**RECORD SET:**
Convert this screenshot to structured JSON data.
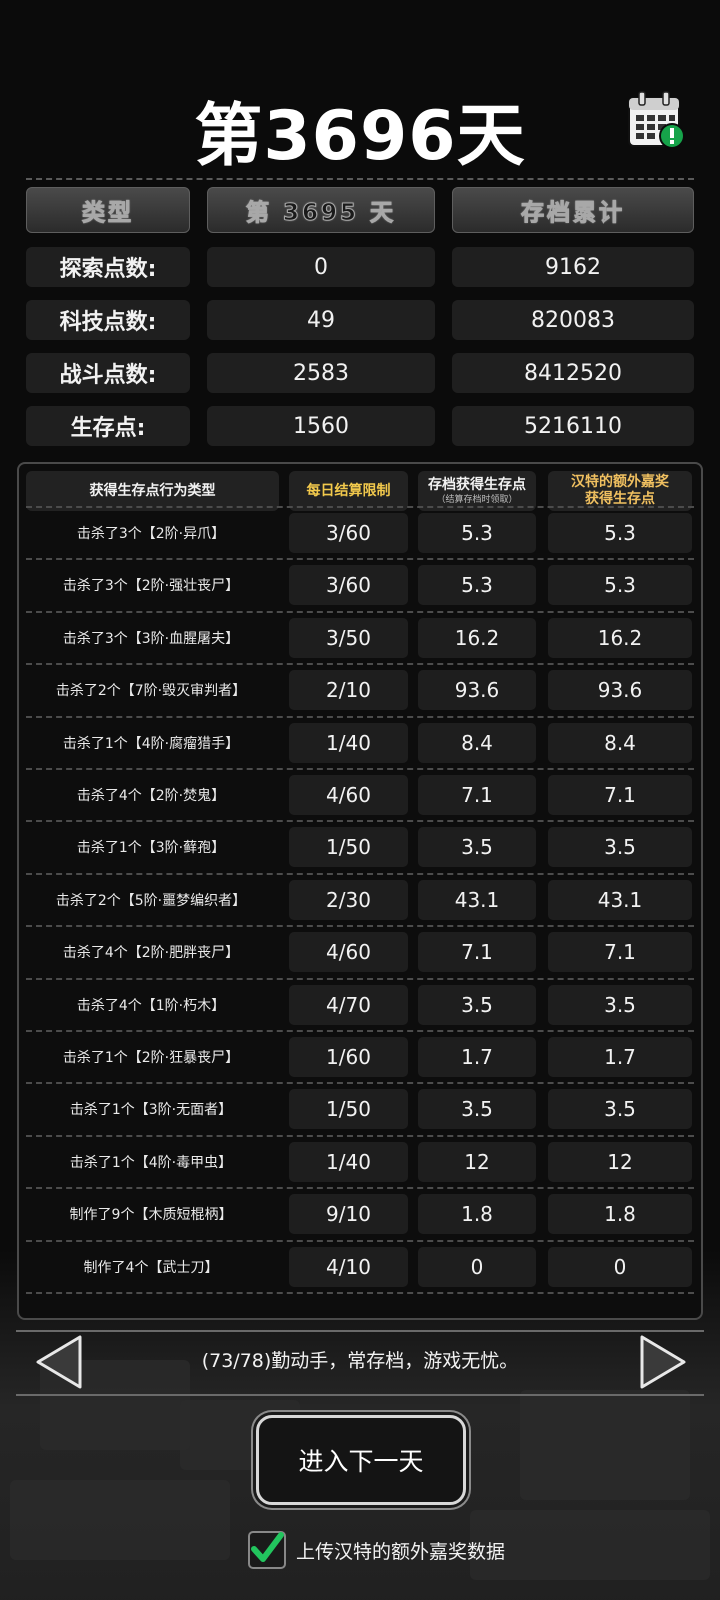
{
  "title": "第3696天",
  "icons": {
    "calendar": "calendar-alert-icon",
    "prev": "arrow-left-icon",
    "next": "arrow-right-icon",
    "check": "check-icon"
  },
  "colors": {
    "accent_gold": "#f2c94c",
    "check_green": "#22c55e",
    "alert_green": "#16a34a"
  },
  "summary": {
    "headers": [
      "类型",
      "第 3695 天",
      "存档累计"
    ],
    "rows": [
      {
        "label": "探索点数:",
        "day": "0",
        "total": "9162"
      },
      {
        "label": "科技点数:",
        "day": "49",
        "total": "820083"
      },
      {
        "label": "战斗点数:",
        "day": "2583",
        "total": "8412520"
      },
      {
        "label": "生存点:",
        "day": "1560",
        "total": "5216110"
      }
    ]
  },
  "detail": {
    "headers": {
      "type": "获得生存点行为类型",
      "limit": "每日结算限制",
      "save_points": "存档获得生存点",
      "save_points_note": "（结算存档时领取）",
      "hunter_bonus_line1": "汉特的额外嘉奖",
      "hunter_bonus_line2": "获得生存点"
    },
    "rows": [
      {
        "action": "击杀了3个【2阶·异爪】",
        "limit": "3/60",
        "save": "5.3",
        "bonus": "5.3"
      },
      {
        "action": "击杀了3个【2阶·强壮丧尸】",
        "limit": "3/60",
        "save": "5.3",
        "bonus": "5.3"
      },
      {
        "action": "击杀了3个【3阶·血腥屠夫】",
        "limit": "3/50",
        "save": "16.2",
        "bonus": "16.2"
      },
      {
        "action": "击杀了2个【7阶·毁灭审判者】",
        "limit": "2/10",
        "save": "93.6",
        "bonus": "93.6"
      },
      {
        "action": "击杀了1个【4阶·腐瘤猎手】",
        "limit": "1/40",
        "save": "8.4",
        "bonus": "8.4"
      },
      {
        "action": "击杀了4个【2阶·焚鬼】",
        "limit": "4/60",
        "save": "7.1",
        "bonus": "7.1"
      },
      {
        "action": "击杀了1个【3阶·藓孢】",
        "limit": "1/50",
        "save": "3.5",
        "bonus": "3.5"
      },
      {
        "action": "击杀了2个【5阶·噩梦编织者】",
        "limit": "2/30",
        "save": "43.1",
        "bonus": "43.1"
      },
      {
        "action": "击杀了4个【2阶·肥胖丧尸】",
        "limit": "4/60",
        "save": "7.1",
        "bonus": "7.1"
      },
      {
        "action": "击杀了4个【1阶·朽木】",
        "limit": "4/70",
        "save": "3.5",
        "bonus": "3.5"
      },
      {
        "action": "击杀了1个【2阶·狂暴丧尸】",
        "limit": "1/60",
        "save": "1.7",
        "bonus": "1.7"
      },
      {
        "action": "击杀了1个【3阶·无面者】",
        "limit": "1/50",
        "save": "3.5",
        "bonus": "3.5"
      },
      {
        "action": "击杀了1个【4阶·毒甲虫】",
        "limit": "1/40",
        "save": "12",
        "bonus": "12"
      },
      {
        "action": "制作了9个【木质短棍柄】",
        "limit": "9/10",
        "save": "1.8",
        "bonus": "1.8"
      },
      {
        "action": "制作了4个【武士刀】",
        "limit": "4/10",
        "save": "0",
        "bonus": "0"
      }
    ]
  },
  "tip": "(73/78)勤动手，常存档，游戏无忧。",
  "next_day_button": "进入下一天",
  "upload_checkbox": {
    "label": "上传汉特的额外嘉奖数据",
    "checked": true
  }
}
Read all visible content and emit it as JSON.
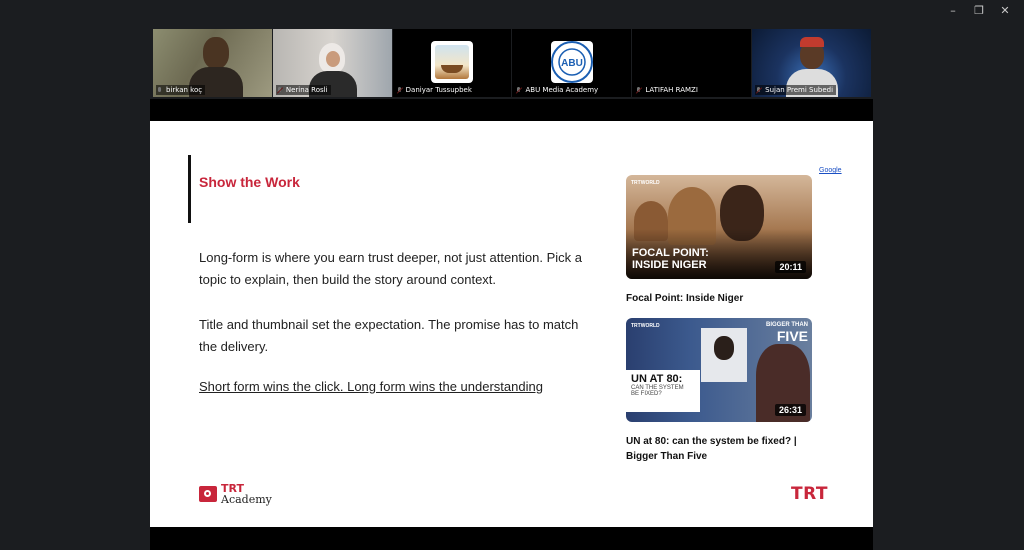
{
  "window_controls": {
    "minimize": "–",
    "restore": "❐",
    "close": "✕"
  },
  "participants": [
    {
      "name": "birkan koç",
      "muted": false,
      "active_speaker": true,
      "kind": "video"
    },
    {
      "name": "Nerina Rosli",
      "muted": true,
      "active_speaker": false,
      "kind": "video"
    },
    {
      "name": "Daniyar Tussupbek",
      "muted": true,
      "active_speaker": false,
      "kind": "avatar-ship"
    },
    {
      "name": "ABU Media Academy",
      "muted": true,
      "active_speaker": false,
      "kind": "avatar-abu"
    },
    {
      "name": "LATIFAH RAMZI",
      "muted": true,
      "active_speaker": false,
      "kind": "off"
    },
    {
      "name": "Sujan Premi Subedi",
      "muted": true,
      "active_speaker": false,
      "kind": "video"
    }
  ],
  "slide": {
    "title": "Show the Work",
    "paragraph1": "Long-form is where you earn trust deeper, not just attention. Pick a topic to explain, then build the story around context.",
    "paragraph2": "Title and thumbnail set the expectation. The promise has to match the delivery.",
    "link_text": "Short form wins the click. Long form wins the understanding",
    "google_link": "Google",
    "videos": [
      {
        "thumb_tag": "TRTWORLD",
        "thumb_title_line1": "FOCAL POINT:",
        "thumb_title_line2": "INSIDE NIGER",
        "duration": "20:11",
        "title": "Focal Point: Inside Niger"
      },
      {
        "thumb_tag": "TRTWORLD",
        "thumb_banner_1": "BIGGER THAN",
        "thumb_banner_2": "FIVE",
        "thumb_un_1": "UN AT 80:",
        "thumb_un_2": "CAN THE SYSTEM",
        "thumb_un_3": "BE FIXED?",
        "duration": "26:31",
        "title": "UN at 80: can the system be fixed? | Bigger Than Five"
      }
    ],
    "brand_academy_1": "TRT",
    "brand_academy_2": "Academy",
    "brand_trt": "TRT"
  },
  "colors": {
    "accent_red": "#c8263b",
    "active_speaker": "#2ec25a",
    "background": "#1b1d20"
  }
}
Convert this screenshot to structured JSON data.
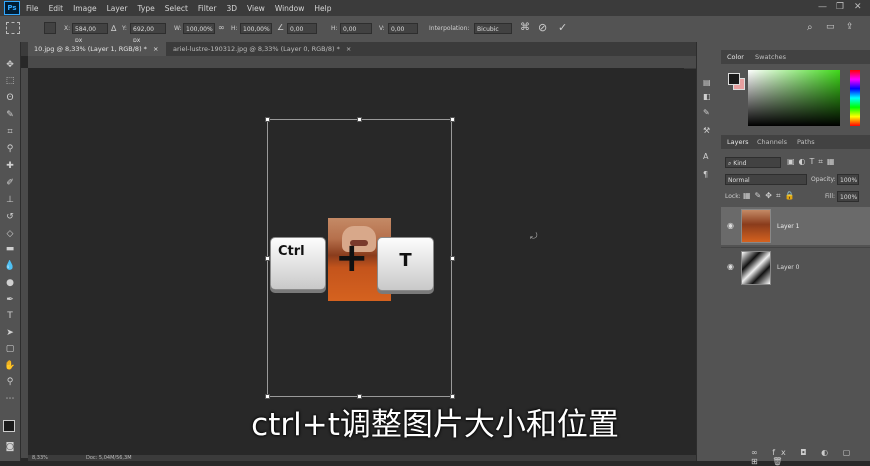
{
  "app": {
    "logo": "Ps"
  },
  "menu": [
    "File",
    "Edit",
    "Image",
    "Layer",
    "Type",
    "Select",
    "Filter",
    "3D",
    "View",
    "Window",
    "Help"
  ],
  "options": {
    "x_label": "X:",
    "x_value": "584,00 px",
    "y_label": "Y:",
    "y_value": "692,00 px",
    "w_label": "W:",
    "w_value": "100,00%",
    "h_label": "H:",
    "h_value": "100,00%",
    "angle_value": "0,00",
    "hskew_label": "H:",
    "hskew_value": "0,00",
    "vskew_label": "V:",
    "vskew_value": "0,00",
    "interp_label": "Interpolation:",
    "interp_value": "Bicubic"
  },
  "tabs": [
    {
      "label": "10.jpg @ 8,33% (Layer 1, RGB/8) *"
    },
    {
      "label": "ariel-lustre-190312.jpg @ 8,33% (Layer 0, RGB/8) *"
    }
  ],
  "canvas": {
    "keys": {
      "ctrl": "Ctrl",
      "plus": "+",
      "t": "T"
    },
    "caption": "ctrl+t调整图片大小和位置"
  },
  "status": {
    "zoom": "8,33%",
    "doc": "Doc: 5,04M/56,3M"
  },
  "color_panel": {
    "tab_color": "Color",
    "tab_swatches": "Swatches"
  },
  "layers_panel": {
    "tab_layers": "Layers",
    "tab_channels": "Channels",
    "tab_paths": "Paths",
    "kind": "Kind",
    "blend": "Normal",
    "opacity_label": "Opacity:",
    "opacity_value": "100%",
    "lock_label": "Lock:",
    "fill_label": "Fill:",
    "fill_value": "100%",
    "layers": [
      {
        "name": "Layer 1"
      },
      {
        "name": "Layer 0"
      }
    ]
  },
  "colors": {
    "fg": "#1a1a1a",
    "bg": "#e8a0a0",
    "hue": "#3fd81a"
  }
}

**EXERCISE OBJECTIVE:** The material above must be printed exactly, with its pictures left out.

**WORKED ANSWER:**
Convert this screenshot to structured JSON data.
{
  "title": "第3696天",
  "icons": {
    "calendar": "calendar-alert-icon",
    "prev": "arrow-left-icon",
    "next": "arrow-right-icon",
    "check": "check-icon"
  },
  "colors": {
    "accent_gold": "#f2c94c",
    "check_green": "#22c55e",
    "alert_green": "#16a34a"
  },
  "summary": {
    "headers": [
      "类型",
      "第 3695 天",
      "存档累计"
    ],
    "rows": [
      {
        "label": "探索点数:",
        "day": "0",
        "total": "9162"
      },
      {
        "label": "科技点数:",
        "day": "49",
        "total": "820083"
      },
      {
        "label": "战斗点数:",
        "day": "2583",
        "total": "8412520"
      },
      {
        "label": "生存点:",
        "day": "1560",
        "total": "5216110"
      }
    ]
  },
  "detail": {
    "headers": {
      "type": "获得生存点行为类型",
      "limit": "每日结算限制",
      "save_points": "存档获得生存点",
      "save_points_note": "（结算存档时领取）",
      "hunter_bonus_line1": "汉特的额外嘉奖",
      "hunter_bonus_line2": "获得生存点"
    },
    "rows": [
      {
        "action": "击杀了3个【2阶·异爪】",
        "limit": "3/60",
        "save": "5.3",
        "bonus": "5.3"
      },
      {
        "action": "击杀了3个【2阶·强壮丧尸】",
        "limit": "3/60",
        "save": "5.3",
        "bonus": "5.3"
      },
      {
        "action": "击杀了3个【3阶·血腥屠夫】",
        "limit": "3/50",
        "save": "16.2",
        "bonus": "16.2"
      },
      {
        "action": "击杀了2个【7阶·毁灭审判者】",
        "limit": "2/10",
        "save": "93.6",
        "bonus": "93.6"
      },
      {
        "action": "击杀了1个【4阶·腐瘤猎手】",
        "limit": "1/40",
        "save": "8.4",
        "bonus": "8.4"
      },
      {
        "action": "击杀了4个【2阶·焚鬼】",
        "limit": "4/60",
        "save": "7.1",
        "bonus": "7.1"
      },
      {
        "action": "击杀了1个【3阶·藓孢】",
        "limit": "1/50",
        "save": "3.5",
        "bonus": "3.5"
      },
      {
        "action": "击杀了2个【5阶·噩梦编织者】",
        "limit": "2/30",
        "save": "43.1",
        "bonus": "43.1"
      },
      {
        "action": "击杀了4个【2阶·肥胖丧尸】",
        "limit": "4/60",
        "save": "7.1",
        "bonus": "7.1"
      },
      {
        "action": "击杀了4个【1阶·朽木】",
        "limit": "4/70",
        "save": "3.5",
        "bonus": "3.5"
      },
      {
        "action": "击杀了1个【2阶·狂暴丧尸】",
        "limit": "1/60",
        "save": "1.7",
        "bonus": "1.7"
      },
      {
        "action": "击杀了1个【3阶·无面者】",
        "limit": "1/50",
        "save": "3.5",
        "bonus": "3.5"
      },
      {
        "action": "击杀了1个【4阶·毒甲虫】",
        "limit": "1/40",
        "save": "12",
        "bonus": "12"
      },
      {
        "action": "制作了9个【木质短棍柄】",
        "limit": "9/10",
        "save": "1.8",
        "bonus": "1.8"
      },
      {
        "action": "制作了4个【武士刀】",
        "limit": "4/10",
        "save": "0",
        "bonus": "0"
      }
    ]
  },
  "tip": "(73/78)勤动手，常存档，游戏无忧。",
  "next_day_button": "进入下一天",
  "upload_checkbox": {
    "label": "上传汉特的额外嘉奖数据",
    "checked": true
  }
}
Read all visible content and emit it as JSON.
{
  "window_controls": {
    "minimize": "–",
    "restore": "❐",
    "close": "✕"
  },
  "participants": [
    {
      "name": "birkan koç",
      "muted": false,
      "active_speaker": true,
      "kind": "video"
    },
    {
      "name": "Nerina Rosli",
      "muted": true,
      "active_speaker": false,
      "kind": "video"
    },
    {
      "name": "Daniyar Tussupbek",
      "muted": true,
      "active_speaker": false,
      "kind": "avatar-ship"
    },
    {
      "name": "ABU Media Academy",
      "muted": true,
      "active_speaker": false,
      "kind": "avatar-abu"
    },
    {
      "name": "LATIFAH RAMZI",
      "muted": true,
      "active_speaker": false,
      "kind": "off"
    },
    {
      "name": "Sujan Premi Subedi",
      "muted": true,
      "active_speaker": false,
      "kind": "video"
    }
  ],
  "slide": {
    "title": "Show the Work",
    "paragraph1": "Long-form is where you earn trust deeper, not just attention. Pick a topic to explain, then build the story around context.",
    "paragraph2": "Title and thumbnail set the expectation. The promise has to match the delivery.",
    "link_text": "Short form wins the click. Long form wins the understanding",
    "google_link": "Google",
    "videos": [
      {
        "thumb_tag": "TRTWORLD",
        "thumb_title_line1": "FOCAL POINT:",
        "thumb_title_line2": "INSIDE NIGER",
        "duration": "20:11",
        "title": "Focal Point: Inside Niger"
      },
      {
        "thumb_tag": "TRTWORLD",
        "thumb_banner_1": "BIGGER THAN",
        "thumb_banner_2": "FIVE",
        "thumb_un_1": "UN AT 80:",
        "thumb_un_2": "CAN THE SYSTEM",
        "thumb_un_3": "BE FIXED?",
        "duration": "26:31",
        "title": "UN at 80: can the system be fixed? | Bigger Than Five"
      }
    ],
    "brand_academy_1": "TRT",
    "brand_academy_2": "Academy",
    "brand_trt": "TRT"
  },
  "colors": {
    "accent_red": "#c8263b",
    "active_speaker": "#2ec25a",
    "background": "#1b1d20"
  }
}
Convert this screenshot to structured JSON data.
{
  "app": {
    "logo": "Ps"
  },
  "menu": [
    "File",
    "Edit",
    "Image",
    "Layer",
    "Type",
    "Select",
    "Filter",
    "3D",
    "View",
    "Window",
    "Help"
  ],
  "options": {
    "x_label": "X:",
    "x_value": "584,00 px",
    "y_label": "Y:",
    "y_value": "692,00 px",
    "w_label": "W:",
    "w_value": "100,00%",
    "h_label": "H:",
    "h_value": "100,00%",
    "angle_value": "0,00",
    "hskew_label": "H:",
    "hskew_value": "0,00",
    "vskew_label": "V:",
    "vskew_value": "0,00",
    "interp_label": "Interpolation:",
    "interp_value": "Bicubic"
  },
  "tabs": [
    {
      "label": "10.jpg @ 8,33% (Layer 1, RGB/8) *"
    },
    {
      "label": "ariel-lustre-190312.jpg @ 8,33% (Layer 0, RGB/8) *"
    }
  ],
  "canvas": {
    "keys": {
      "ctrl": "Ctrl",
      "plus": "+",
      "t": "T"
    },
    "caption": "ctrl+t调整图片大小和位置"
  },
  "status": {
    "zoom": "8,33%",
    "doc": "Doc: 5,04M/56,3M"
  },
  "color_panel": {
    "tab_color": "Color",
    "tab_swatches": "Swatches"
  },
  "layers_panel": {
    "tab_layers": "Layers",
    "tab_channels": "Channels",
    "tab_paths": "Paths",
    "kind": "Kind",
    "blend": "Normal",
    "opacity_label": "Opacity:",
    "opacity_value": "100%",
    "lock_label": "Lock:",
    "fill_label": "Fill:",
    "fill_value": "100%",
    "layers": [
      {
        "name": "Layer 1"
      },
      {
        "name": "Layer 0"
      }
    ]
  },
  "colors": {
    "fg": "#1a1a1a",
    "bg": "#e8a0a0",
    "hue": "#3fd81a"
  }
}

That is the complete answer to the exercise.